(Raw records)
###

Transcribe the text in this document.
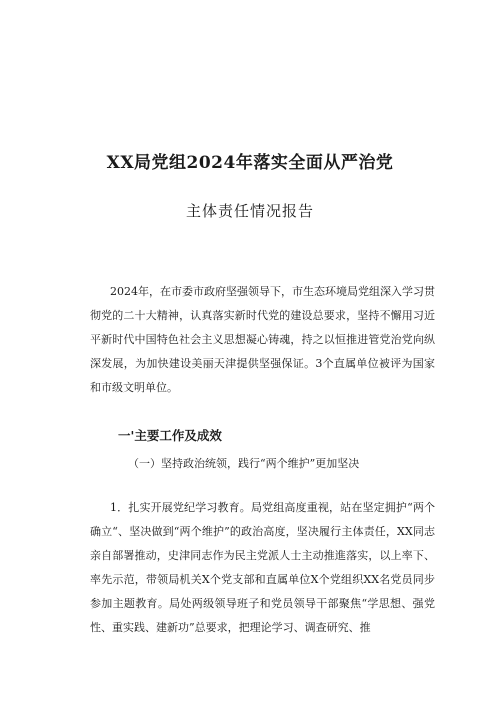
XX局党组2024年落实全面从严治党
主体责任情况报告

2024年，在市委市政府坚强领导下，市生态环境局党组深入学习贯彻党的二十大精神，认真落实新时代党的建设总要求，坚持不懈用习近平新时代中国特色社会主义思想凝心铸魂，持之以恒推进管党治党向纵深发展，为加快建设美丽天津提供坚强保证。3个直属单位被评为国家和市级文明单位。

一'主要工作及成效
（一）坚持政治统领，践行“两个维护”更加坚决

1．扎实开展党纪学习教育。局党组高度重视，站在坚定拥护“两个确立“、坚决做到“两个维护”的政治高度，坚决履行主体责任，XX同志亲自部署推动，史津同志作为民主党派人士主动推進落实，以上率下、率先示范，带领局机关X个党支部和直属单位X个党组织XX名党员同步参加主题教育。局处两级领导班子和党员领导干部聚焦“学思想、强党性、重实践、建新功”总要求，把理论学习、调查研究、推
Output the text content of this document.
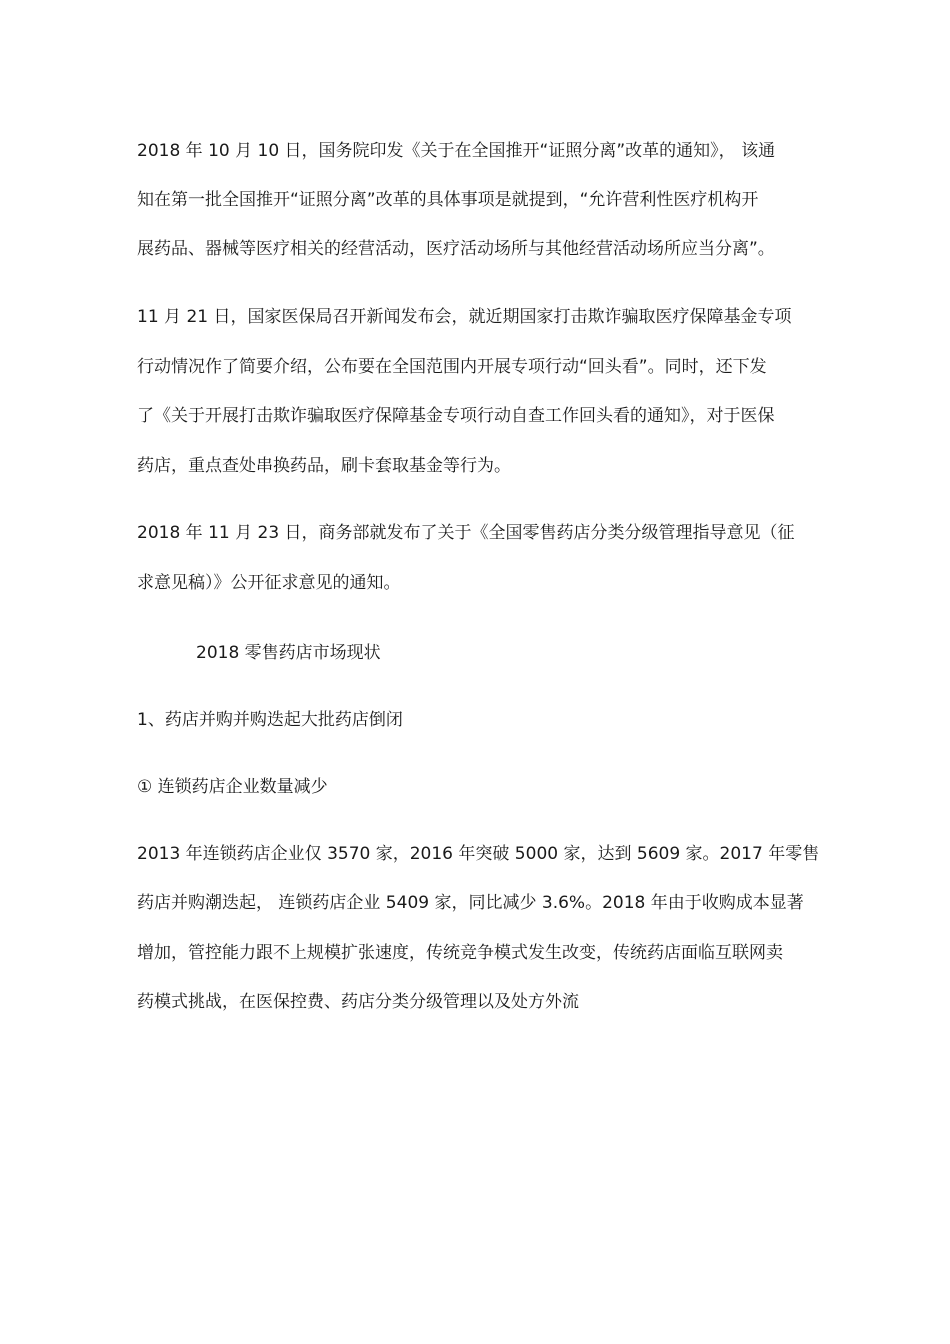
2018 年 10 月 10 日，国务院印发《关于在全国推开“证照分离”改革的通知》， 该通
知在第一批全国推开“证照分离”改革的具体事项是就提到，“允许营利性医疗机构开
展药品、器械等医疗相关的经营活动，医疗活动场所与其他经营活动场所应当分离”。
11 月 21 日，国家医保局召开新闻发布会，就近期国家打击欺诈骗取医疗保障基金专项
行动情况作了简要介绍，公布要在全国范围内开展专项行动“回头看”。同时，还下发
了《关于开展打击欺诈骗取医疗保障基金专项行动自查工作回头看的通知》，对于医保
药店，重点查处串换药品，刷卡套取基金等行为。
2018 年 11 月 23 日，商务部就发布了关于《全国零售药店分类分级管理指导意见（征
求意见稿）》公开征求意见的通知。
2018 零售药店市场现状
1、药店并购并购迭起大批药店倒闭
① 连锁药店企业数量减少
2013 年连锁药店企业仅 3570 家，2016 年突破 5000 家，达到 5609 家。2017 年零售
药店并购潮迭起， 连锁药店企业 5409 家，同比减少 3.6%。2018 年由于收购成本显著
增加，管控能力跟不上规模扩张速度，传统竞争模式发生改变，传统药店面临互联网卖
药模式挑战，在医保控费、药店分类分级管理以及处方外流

###

TASK GOAL — Among the entries above, identify all lines with "证照分离" and copy them.

SOLUTION FOR THIS EXERCISE —
2018 年 10 月 10 日，国务院印发《关于在全国推开“证照分离”改革的通知》， 该通
知在第一批全国推开“证照分离”改革的具体事项是就提到，“允许营利性医疗机构开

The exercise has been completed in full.